** start RECORDS FOR THE EXERCISE **
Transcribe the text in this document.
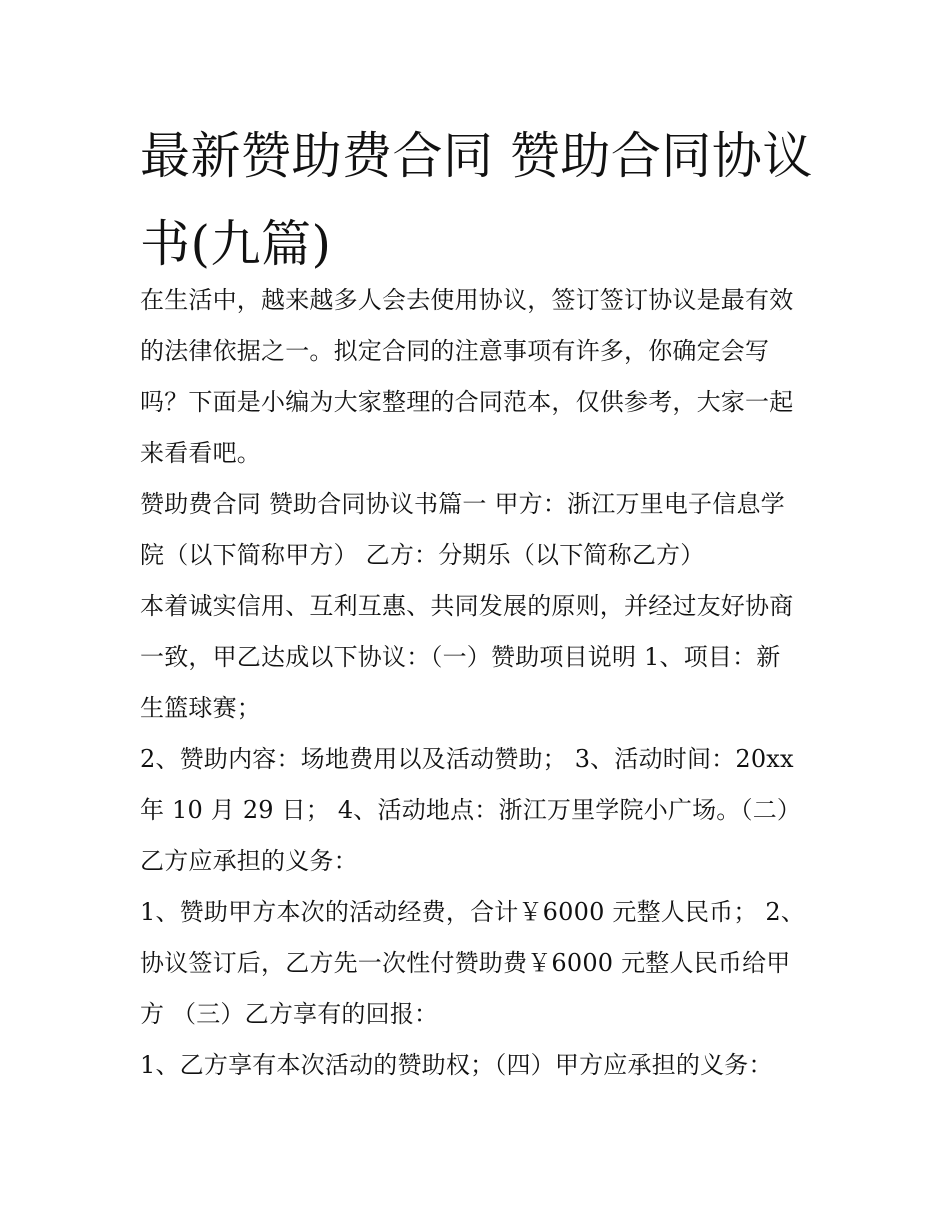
最新赞助费合同 赞助合同协议
书(九篇)
在生活中，越来越多人会去使用协议，签订签订协议是最有效
的法律依据之一。拟定合同的注意事项有许多，你确定会写
吗？下面是小编为大家整理的合同范本，仅供参考，大家一起
来看看吧。
赞助费合同 赞助合同协议书篇一 甲方：浙江万里电子信息学
院（以下简称甲方） 乙方：分期乐（以下简称乙方）
本着诚实信用、互利互惠、共同发展的原则，并经过友好协商
一致，甲乙达成以下协议：（一）赞助项目说明 1、项目：新
生篮球赛；
2、赞助内容：场地费用以及活动赞助； 3、活动时间：20xx
年 10 月 29 日； 4、活动地点：浙江万里学院小广场。（二）
乙方应承担的义务：
1、赞助甲方本次的活动经费，合计￥6000 元整人民币； 2、
协议签订后，乙方先一次性付赞助费￥6000 元整人民币给甲
方 （三）乙方享有的回报：
1、乙方享有本次活动的赞助权；（四）甲方应承担的义务：
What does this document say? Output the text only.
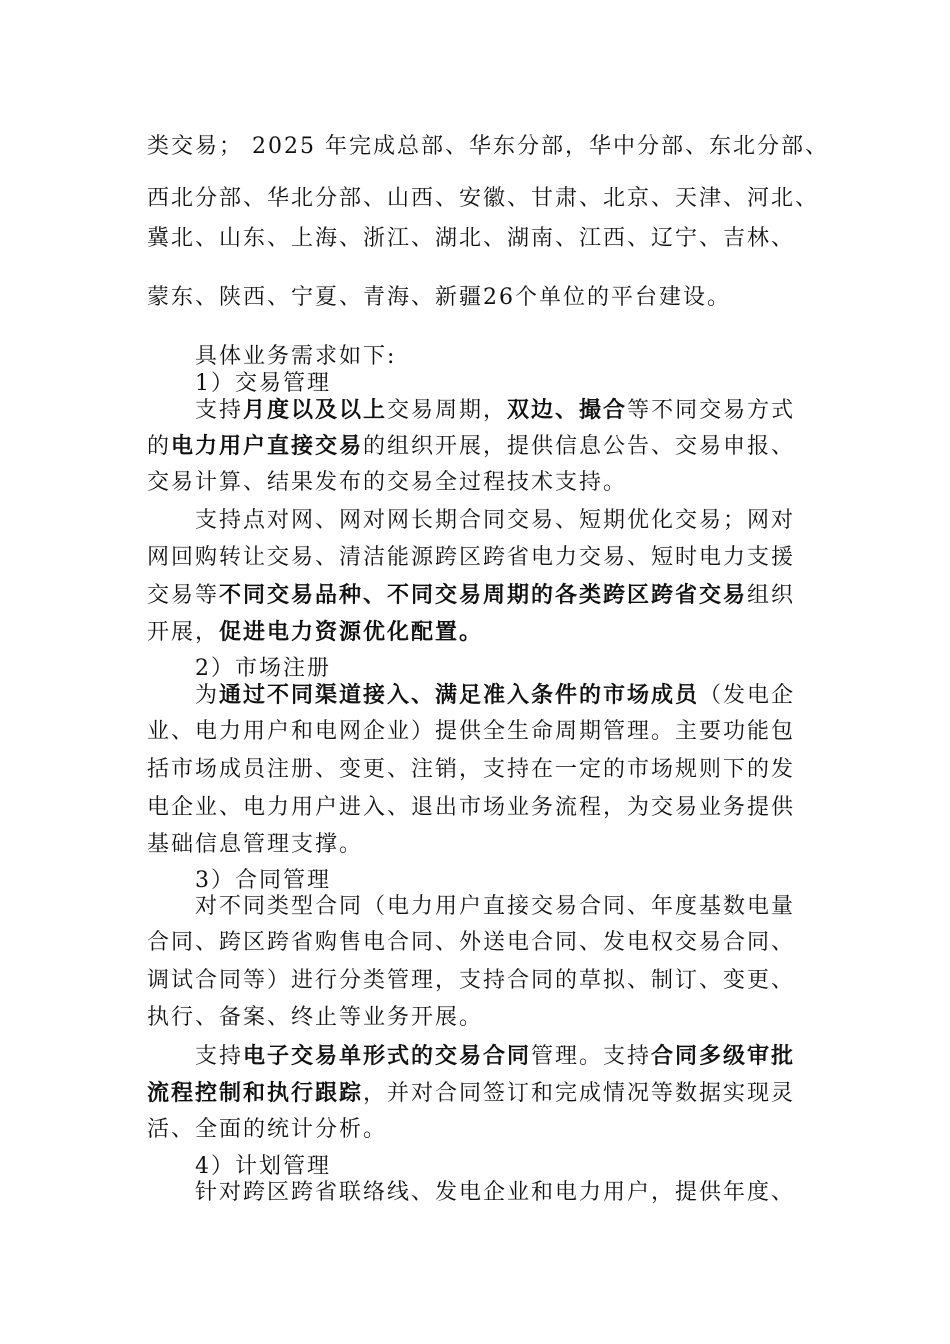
类交易； 2025 年完成总部、华东分部，华中分部、东北分部、
西北分部、华北分部、山西、安徽、甘肃、北京、天津、河北、
冀北、山东、上海、浙江、湖北、湖南、江西、辽宁、吉林、
蒙东、陕西、宁夏、青海、新疆26个单位的平台建设。
具体业务需求如下:
1）交易管理
支持月度以及以上交易周期，双边、撮合等不同交易方式
的电力用户直接交易的组织开展，提供信息公告、交易申报、
交易计算、结果发布的交易全过程技术支持。
支持点对网、网对网长期合同交易、短期优化交易；网对
网回购转让交易、清洁能源跨区跨省电力交易、短时电力支援
交易等不同交易品种、不同交易周期的各类跨区跨省交易组织
开展，促进电力资源优化配置。
2）市场注册
为通过不同渠道接入、满足准入条件的市场成员（发电企
业、电力用户和电网企业）提供全生命周期管理。主要功能包
括市场成员注册、变更、注销，支持在一定的市场规则下的发
电企业、电力用户进入、退出市场业务流程，为交易业务提供
基础信息管理支撑。
3）合同管理
对不同类型合同（电力用户直接交易合同、年度基数电量
合同、跨区跨省购售电合同、外送电合同、发电权交易合同、
调试合同等）进行分类管理，支持合同的草拟、制订、变更、
执行、备案、终止等业务开展。
支持电子交易单形式的交易合同管理。支持合同多级审批
流程控制和执行跟踪，并对合同签订和完成情况等数据实现灵
活、全面的统计分析。
4）计划管理
针对跨区跨省联络线、发电企业和电力用户，提供年度、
** end RECORDS FOR THE EXERCISE **
- [TASK DETAILS] Every entry must be transcribed exactly. Pictures do not belong in the copy.

- [TASK ANSWER]
Transcribe the text in this document.
最新赞助费合同 赞助合同协议
书(九篇)
在生活中，越来越多人会去使用协议，签订签订协议是最有效
的法律依据之一。拟定合同的注意事项有许多，你确定会写
吗？下面是小编为大家整理的合同范本，仅供参考，大家一起
来看看吧。
赞助费合同 赞助合同协议书篇一 甲方：浙江万里电子信息学
院（以下简称甲方） 乙方：分期乐（以下简称乙方）
本着诚实信用、互利互惠、共同发展的原则，并经过友好协商
一致，甲乙达成以下协议：（一）赞助项目说明 1、项目：新
生篮球赛；
2、赞助内容：场地费用以及活动赞助； 3、活动时间：20xx
年 10 月 29 日； 4、活动地点：浙江万里学院小广场。（二）
乙方应承担的义务：
1、赞助甲方本次的活动经费，合计￥6000 元整人民币； 2、
协议签订后，乙方先一次性付赞助费￥6000 元整人民币给甲
方 （三）乙方享有的回报：
1、乙方享有本次活动的赞助权；（四）甲方应承担的义务：
What does this document say? Output the text only.
类交易； 2025 年完成总部、华东分部，华中分部、东北分部、
西北分部、华北分部、山西、安徽、甘肃、北京、天津、河北、
冀北、山东、上海、浙江、湖北、湖南、江西、辽宁、吉林、
蒙东、陕西、宁夏、青海、新疆26个单位的平台建设。
具体业务需求如下:
1）交易管理
支持月度以及以上交易周期，双边、撮合等不同交易方式
的电力用户直接交易的组织开展，提供信息公告、交易申报、
交易计算、结果发布的交易全过程技术支持。
支持点对网、网对网长期合同交易、短期优化交易；网对
网回购转让交易、清洁能源跨区跨省电力交易、短时电力支援
交易等不同交易品种、不同交易周期的各类跨区跨省交易组织
开展，促进电力资源优化配置。
2）市场注册
为通过不同渠道接入、满足准入条件的市场成员（发电企
业、电力用户和电网企业）提供全生命周期管理。主要功能包
括市场成员注册、变更、注销，支持在一定的市场规则下的发
电企业、电力用户进入、退出市场业务流程，为交易业务提供
基础信息管理支撑。
3）合同管理
对不同类型合同（电力用户直接交易合同、年度基数电量
合同、跨区跨省购售电合同、外送电合同、发电权交易合同、
调试合同等）进行分类管理，支持合同的草拟、制订、变更、
执行、备案、终止等业务开展。
支持电子交易单形式的交易合同管理。支持合同多级审批
流程控制和执行跟踪，并对合同签订和完成情况等数据实现灵
活、全面的统计分析。
4）计划管理
针对跨区跨省联络线、发电企业和电力用户，提供年度、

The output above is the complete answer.